◆ **Stated problem**
Copy each line exactly. Drop every picture.

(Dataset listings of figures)
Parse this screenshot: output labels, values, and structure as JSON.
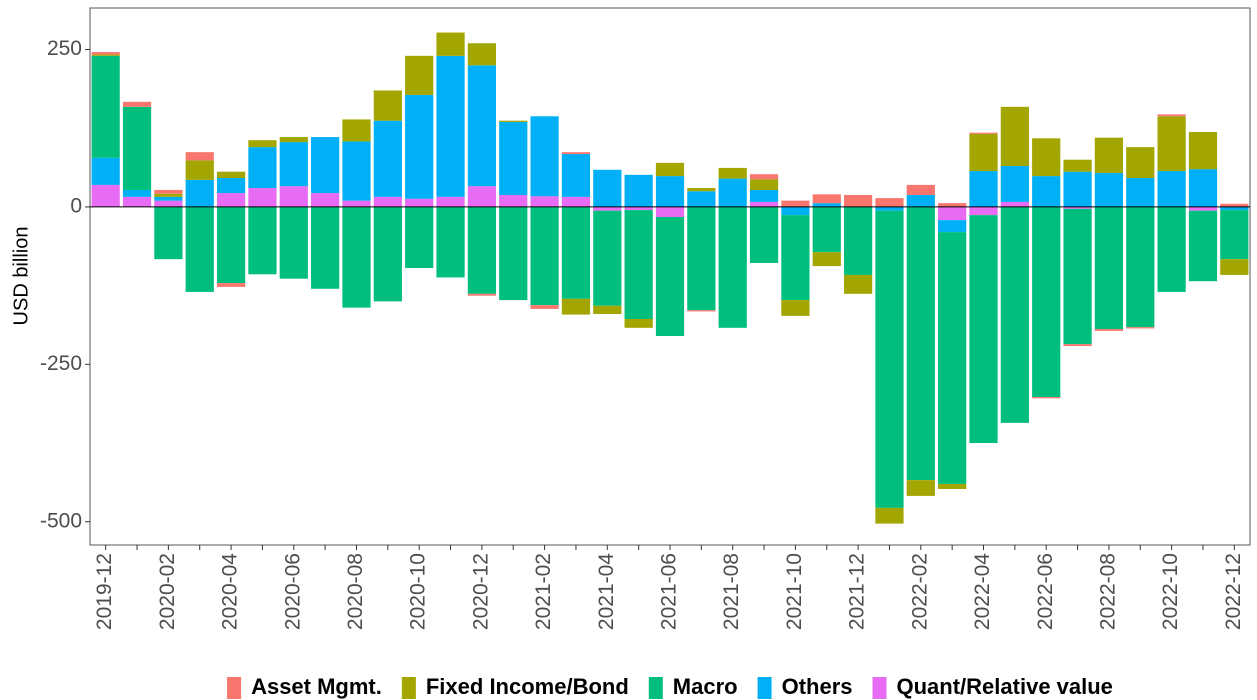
{
  "chart_data": {
    "type": "bar",
    "stacked": true,
    "y_label": "USD billion",
    "categories": [
      "2019-12",
      null,
      "2020-02",
      null,
      "2020-04",
      null,
      "2020-06",
      null,
      "2020-08",
      null,
      "2020-10",
      null,
      "2020-12",
      null,
      "2021-02",
      null,
      "2021-04",
      null,
      "2021-06",
      null,
      "2021-08",
      null,
      "2021-10",
      null,
      "2021-12",
      null,
      "2022-02",
      null,
      "2022-04",
      null,
      "2022-06",
      null,
      "2022-08",
      null,
      "2022-10",
      null,
      "2022-12"
    ],
    "series": [
      {
        "name": "Asset Mgmt.",
        "color": "#F8766D",
        "values": [
          4,
          8,
          6,
          13,
          -6,
          0,
          0,
          0,
          0,
          0,
          0,
          0,
          -3,
          0,
          -6,
          3,
          0,
          0,
          0,
          -2,
          0,
          8,
          10,
          14,
          19,
          14,
          16,
          6,
          2,
          0,
          -2,
          -3,
          -3,
          -2,
          3,
          0,
          5
        ]
      },
      {
        "name": "Fixed Income/Bond",
        "color": "#A3A500",
        "values": [
          2,
          0,
          5,
          31,
          10,
          11,
          8,
          0,
          35,
          48,
          62,
          37,
          35,
          2,
          0,
          -25,
          -13,
          -14,
          21,
          5,
          17,
          17,
          -25,
          -22,
          -30,
          -25,
          -25,
          -8,
          59,
          94,
          60,
          19,
          56,
          49,
          87,
          59,
          -25
        ]
      },
      {
        "name": "Macro",
        "color": "#00BF7D",
        "values": [
          162,
          132,
          -83,
          -135,
          -121,
          -107,
          -114,
          -130,
          -160,
          -150,
          -97,
          -112,
          -138,
          -148,
          -156,
          -146,
          -151,
          -173,
          -189,
          -164,
          -192,
          -89,
          -135,
          -72,
          -108,
          -472,
          -434,
          -400,
          -362,
          -343,
          -302,
          -215,
          -194,
          -191,
          -135,
          -112,
          -78
        ]
      },
      {
        "name": "Others",
        "color": "#00B0F6",
        "values": [
          43,
          11,
          6,
          43,
          24,
          65,
          70,
          89,
          94,
          121,
          165,
          224,
          192,
          116,
          127,
          68,
          59,
          51,
          49,
          25,
          45,
          19,
          -13,
          6,
          0,
          -6,
          19,
          -19,
          57,
          57,
          49,
          56,
          54,
          46,
          57,
          60,
          -5
        ]
      },
      {
        "name": "Quant/Relative value",
        "color": "#E76BF3",
        "values": [
          35,
          16,
          10,
          0,
          22,
          30,
          33,
          22,
          10,
          16,
          13,
          16,
          33,
          19,
          17,
          16,
          -6,
          -5,
          -16,
          0,
          0,
          8,
          0,
          0,
          0,
          0,
          0,
          -21,
          -13,
          8,
          0,
          -3,
          0,
          0,
          0,
          -6,
          0
        ]
      }
    ],
    "ylim": [
      -537,
      316
    ],
    "yticks": [
      -500,
      -250,
      0,
      250
    ],
    "legend": "bottom"
  }
}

◆ **Task solution**
Parse this screenshot: output labels, values, and structure as JSON.
{
  "chart_data": {
    "type": "bar",
    "stacked": true,
    "y_label": "USD billion",
    "categories": [
      "2019-12",
      null,
      "2020-02",
      null,
      "2020-04",
      null,
      "2020-06",
      null,
      "2020-08",
      null,
      "2020-10",
      null,
      "2020-12",
      null,
      "2021-02",
      null,
      "2021-04",
      null,
      "2021-06",
      null,
      "2021-08",
      null,
      "2021-10",
      null,
      "2021-12",
      null,
      "2022-02",
      null,
      "2022-04",
      null,
      "2022-06",
      null,
      "2022-08",
      null,
      "2022-10",
      null,
      "2022-12"
    ],
    "series": [
      {
        "name": "Asset Mgmt.",
        "color": "#F8766D",
        "values": [
          4,
          8,
          6,
          13,
          -6,
          0,
          0,
          0,
          0,
          0,
          0,
          0,
          -3,
          0,
          -6,
          3,
          0,
          0,
          0,
          -2,
          0,
          8,
          10,
          14,
          19,
          14,
          16,
          6,
          2,
          0,
          -2,
          -3,
          -3,
          -2,
          3,
          0,
          5
        ]
      },
      {
        "name": "Fixed Income/Bond",
        "color": "#A3A500",
        "values": [
          2,
          0,
          5,
          31,
          10,
          11,
          8,
          0,
          35,
          48,
          62,
          37,
          35,
          2,
          0,
          -25,
          -13,
          -14,
          21,
          5,
          17,
          17,
          -25,
          -22,
          -30,
          -25,
          -25,
          -8,
          59,
          94,
          60,
          19,
          56,
          49,
          87,
          59,
          -25
        ]
      },
      {
        "name": "Macro",
        "color": "#00BF7D",
        "values": [
          162,
          132,
          -83,
          -135,
          -121,
          -107,
          -114,
          -130,
          -160,
          -150,
          -97,
          -112,
          -138,
          -148,
          -156,
          -146,
          -151,
          -173,
          -189,
          -164,
          -192,
          -89,
          -135,
          -72,
          -108,
          -472,
          -434,
          -400,
          -362,
          -343,
          -302,
          -215,
          -194,
          -191,
          -135,
          -112,
          -78
        ]
      },
      {
        "name": "Others",
        "color": "#00B0F6",
        "values": [
          43,
          11,
          6,
          43,
          24,
          65,
          70,
          89,
          94,
          121,
          165,
          224,
          192,
          116,
          127,
          68,
          59,
          51,
          49,
          25,
          45,
          19,
          -13,
          6,
          0,
          -6,
          19,
          -19,
          57,
          57,
          49,
          56,
          54,
          46,
          57,
          60,
          -5
        ]
      },
      {
        "name": "Quant/Relative value",
        "color": "#E76BF3",
        "values": [
          35,
          16,
          10,
          0,
          22,
          30,
          33,
          22,
          10,
          16,
          13,
          16,
          33,
          19,
          17,
          16,
          -6,
          -5,
          -16,
          0,
          0,
          8,
          0,
          0,
          0,
          0,
          0,
          -21,
          -13,
          8,
          0,
          -3,
          0,
          0,
          0,
          -6,
          0
        ]
      }
    ],
    "ylim": [
      -537,
      316
    ],
    "yticks": [
      -500,
      -250,
      0,
      250
    ],
    "legend": "bottom"
  }
}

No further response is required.